**TASK DESCRIPTION:**
Render every line of the listing below as a JSON array of strings, one string per line, with blank lines omitted.

═══ RECORDS PROVIDED

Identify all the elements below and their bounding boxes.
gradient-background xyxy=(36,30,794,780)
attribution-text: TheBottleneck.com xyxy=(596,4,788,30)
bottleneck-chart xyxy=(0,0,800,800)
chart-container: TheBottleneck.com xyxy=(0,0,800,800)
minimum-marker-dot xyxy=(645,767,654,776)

══════

**EXERCISE RESULT:**
[
  "Identify all the elements below and their bounding boxes.",
  "gradient-background xyxy=(36,30,794,780)",
  "attribution-text: TheBottleneck.com xyxy=(596,4,788,30)",
  "bottleneck-chart xyxy=(0,0,800,800)",
  "chart-container: TheBottleneck.com xyxy=(0,0,800,800)",
  "minimum-marker-dot xyxy=(645,767,654,776)"
]